▶ _Dataset extract_:
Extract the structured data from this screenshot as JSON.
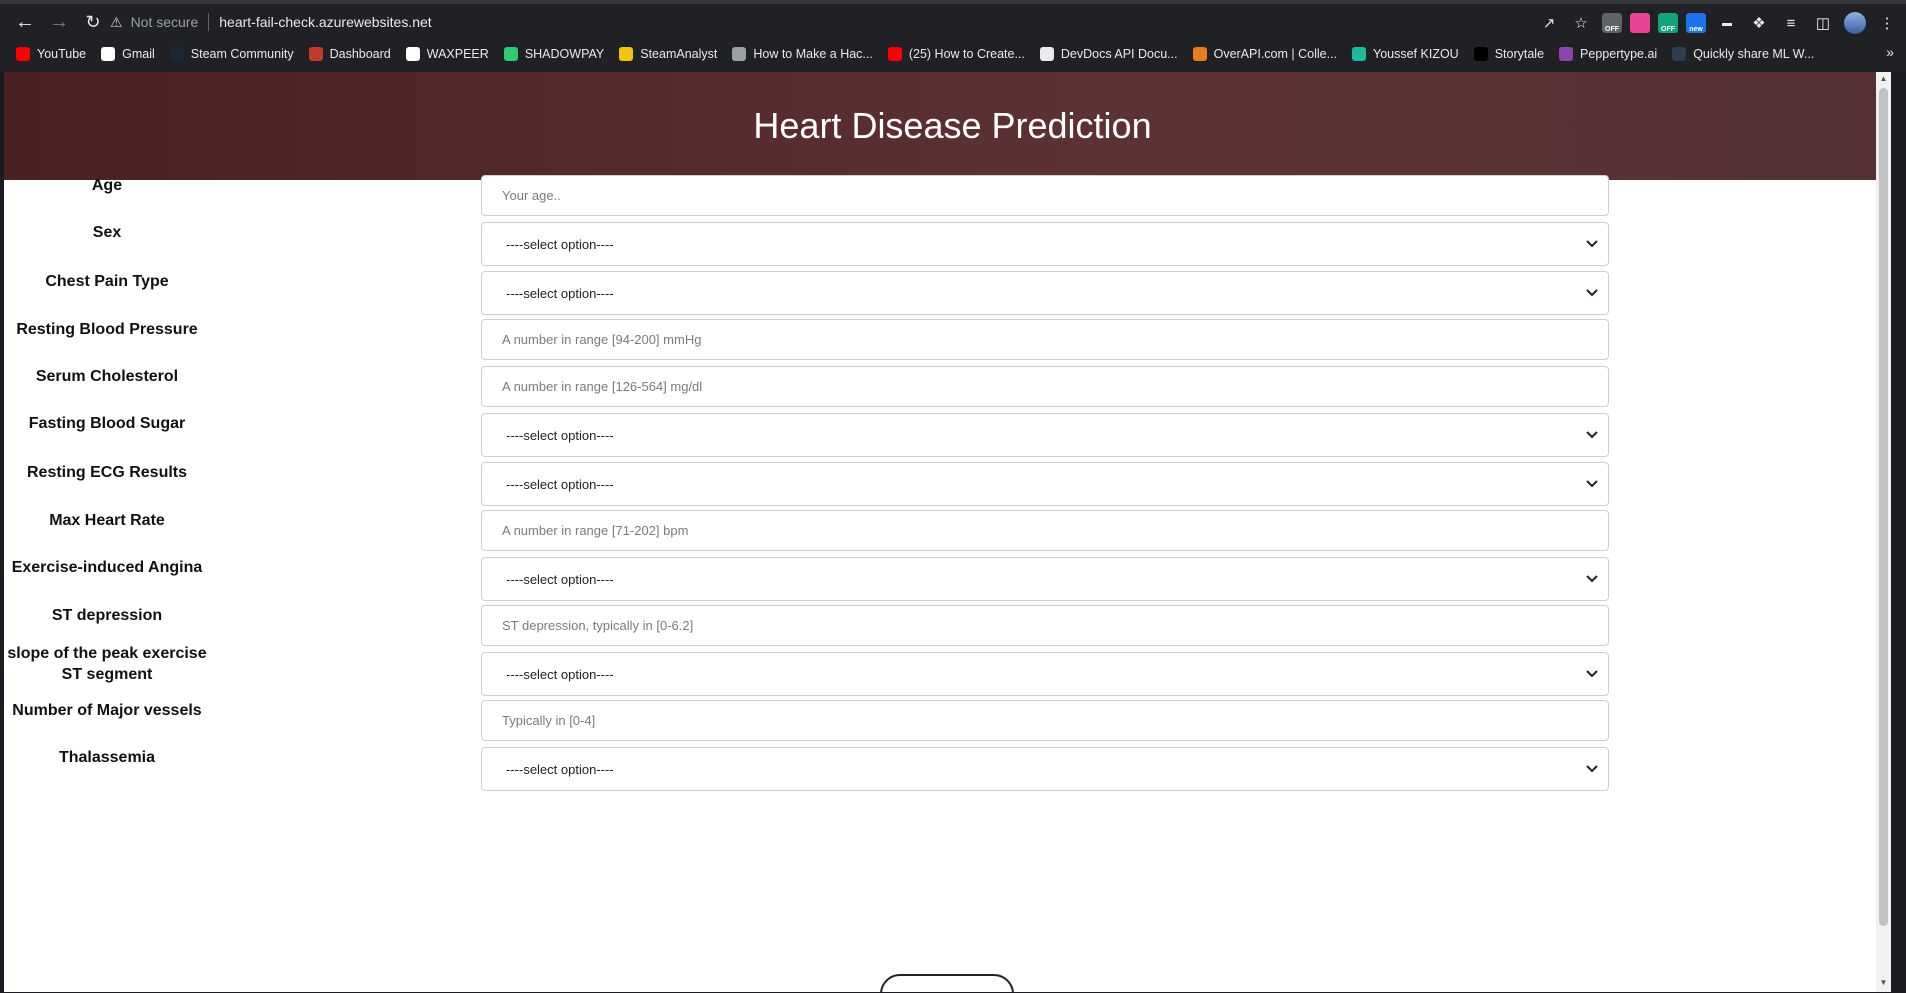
{
  "browser": {
    "not_secure": "Not secure",
    "url": "heart-fail-check.azurewebsites.net",
    "bookmarks": [
      {
        "label": "YouTube",
        "color": "#ff0000",
        "icon": "youtube-icon"
      },
      {
        "label": "Gmail",
        "color": "#ffffff",
        "icon": "google-icon"
      },
      {
        "label": "Steam Community",
        "color": "#1b2838",
        "icon": "steam-icon"
      },
      {
        "label": "Dashboard",
        "color": "#c0392b",
        "icon": "dashboard-icon"
      },
      {
        "label": "WAXPEER",
        "color": "#ffffff",
        "icon": "waxpeer-icon"
      },
      {
        "label": "SHADOWPAY",
        "color": "#2ecc71",
        "icon": "shadowpay-icon"
      },
      {
        "label": "SteamAnalyst",
        "color": "#f1c40f",
        "icon": "steamanalyst-icon"
      },
      {
        "label": "How to Make a Hac...",
        "color": "#9aa0a6",
        "icon": "globe-icon"
      },
      {
        "label": "(25) How to Create...",
        "color": "#ff0000",
        "icon": "youtube-icon"
      },
      {
        "label": "DevDocs API Docu...",
        "color": "#e8eaed",
        "icon": "devdocs-icon"
      },
      {
        "label": "OverAPI.com | Colle...",
        "color": "#e67e22",
        "icon": "overapi-icon"
      },
      {
        "label": "Youssef KIZOU",
        "color": "#1abc9c",
        "icon": "yk-icon"
      },
      {
        "label": "Storytale",
        "color": "#000000",
        "icon": "storytale-icon"
      },
      {
        "label": "Peppertype.ai",
        "color": "#8e44ad",
        "icon": "peppertype-icon"
      },
      {
        "label": "Quickly share ML W...",
        "color": "#2c3e50",
        "icon": "share-icon"
      }
    ],
    "extensions": [
      {
        "name": "off-extension-icon",
        "text": "OFF",
        "color": "#5f6368"
      },
      {
        "name": "color-extension-icon",
        "text": "",
        "color": "#e84393"
      },
      {
        "name": "grammarly-extension-icon",
        "text": "OFF",
        "color": "#15a37f"
      },
      {
        "name": "new-extension-icon",
        "text": "new",
        "color": "#1a73e8"
      }
    ]
  },
  "page": {
    "title": "Heart Disease Prediction",
    "submit_label": "",
    "fields": [
      {
        "label": "Age",
        "type": "input",
        "placeholder": "Your age.."
      },
      {
        "label": "Sex",
        "type": "select",
        "value": "----select option----"
      },
      {
        "label": "Chest Pain Type",
        "type": "select",
        "value": "----select option----"
      },
      {
        "label": "Resting Blood Pressure",
        "type": "input",
        "placeholder": "A number in range [94-200] mmHg"
      },
      {
        "label": "Serum Cholesterol",
        "type": "input",
        "placeholder": "A number in range [126-564] mg/dl"
      },
      {
        "label": "Fasting Blood Sugar",
        "type": "select",
        "value": "----select option----"
      },
      {
        "label": "Resting ECG Results",
        "type": "select",
        "value": "----select option----"
      },
      {
        "label": "Max Heart Rate",
        "type": "input",
        "placeholder": "A number in range [71-202] bpm"
      },
      {
        "label": "Exercise-induced Angina",
        "type": "select",
        "value": "----select option----"
      },
      {
        "label": "ST depression",
        "type": "input",
        "placeholder": "ST depression, typically in [0-6.2]"
      },
      {
        "label": "slope of the peak exercise ST segment",
        "type": "select",
        "value": "----select option----"
      },
      {
        "label": "Number of Major vessels",
        "type": "input",
        "placeholder": "Typically in [0-4]"
      },
      {
        "label": "Thalassemia",
        "type": "select",
        "value": "----select option----"
      }
    ]
  }
}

▶ _Given instruction_: Omit every picture, then reproduce the rest of the listing exactly.

▶ _Full solution_:
Extract the structured data from this screenshot as JSON.
{
  "browser": {
    "not_secure": "Not secure",
    "url": "heart-fail-check.azurewebsites.net",
    "bookmarks": [
      {
        "label": "YouTube",
        "color": "#ff0000",
        "icon": "youtube-icon"
      },
      {
        "label": "Gmail",
        "color": "#ffffff",
        "icon": "google-icon"
      },
      {
        "label": "Steam Community",
        "color": "#1b2838",
        "icon": "steam-icon"
      },
      {
        "label": "Dashboard",
        "color": "#c0392b",
        "icon": "dashboard-icon"
      },
      {
        "label": "WAXPEER",
        "color": "#ffffff",
        "icon": "waxpeer-icon"
      },
      {
        "label": "SHADOWPAY",
        "color": "#2ecc71",
        "icon": "shadowpay-icon"
      },
      {
        "label": "SteamAnalyst",
        "color": "#f1c40f",
        "icon": "steamanalyst-icon"
      },
      {
        "label": "How to Make a Hac...",
        "color": "#9aa0a6",
        "icon": "globe-icon"
      },
      {
        "label": "(25) How to Create...",
        "color": "#ff0000",
        "icon": "youtube-icon"
      },
      {
        "label": "DevDocs API Docu...",
        "color": "#e8eaed",
        "icon": "devdocs-icon"
      },
      {
        "label": "OverAPI.com | Colle...",
        "color": "#e67e22",
        "icon": "overapi-icon"
      },
      {
        "label": "Youssef KIZOU",
        "color": "#1abc9c",
        "icon": "yk-icon"
      },
      {
        "label": "Storytale",
        "color": "#000000",
        "icon": "storytale-icon"
      },
      {
        "label": "Peppertype.ai",
        "color": "#8e44ad",
        "icon": "peppertype-icon"
      },
      {
        "label": "Quickly share ML W...",
        "color": "#2c3e50",
        "icon": "share-icon"
      }
    ],
    "extensions": [
      {
        "name": "off-extension-icon",
        "text": "OFF",
        "color": "#5f6368"
      },
      {
        "name": "color-extension-icon",
        "text": "",
        "color": "#e84393"
      },
      {
        "name": "grammarly-extension-icon",
        "text": "OFF",
        "color": "#15a37f"
      },
      {
        "name": "new-extension-icon",
        "text": "new",
        "color": "#1a73e8"
      }
    ]
  },
  "page": {
    "title": "Heart Disease Prediction",
    "submit_label": "",
    "fields": [
      {
        "label": "Age",
        "type": "input",
        "placeholder": "Your age.."
      },
      {
        "label": "Sex",
        "type": "select",
        "value": "----select option----"
      },
      {
        "label": "Chest Pain Type",
        "type": "select",
        "value": "----select option----"
      },
      {
        "label": "Resting Blood Pressure",
        "type": "input",
        "placeholder": "A number in range [94-200] mmHg"
      },
      {
        "label": "Serum Cholesterol",
        "type": "input",
        "placeholder": "A number in range [126-564] mg/dl"
      },
      {
        "label": "Fasting Blood Sugar",
        "type": "select",
        "value": "----select option----"
      },
      {
        "label": "Resting ECG Results",
        "type": "select",
        "value": "----select option----"
      },
      {
        "label": "Max Heart Rate",
        "type": "input",
        "placeholder": "A number in range [71-202] bpm"
      },
      {
        "label": "Exercise-induced Angina",
        "type": "select",
        "value": "----select option----"
      },
      {
        "label": "ST depression",
        "type": "input",
        "placeholder": "ST depression, typically in [0-6.2]"
      },
      {
        "label": "slope of the peak exercise ST segment",
        "type": "select",
        "value": "----select option----"
      },
      {
        "label": "Number of Major vessels",
        "type": "input",
        "placeholder": "Typically in [0-4]"
      },
      {
        "label": "Thalassemia",
        "type": "select",
        "value": "----select option----"
      }
    ]
  }
}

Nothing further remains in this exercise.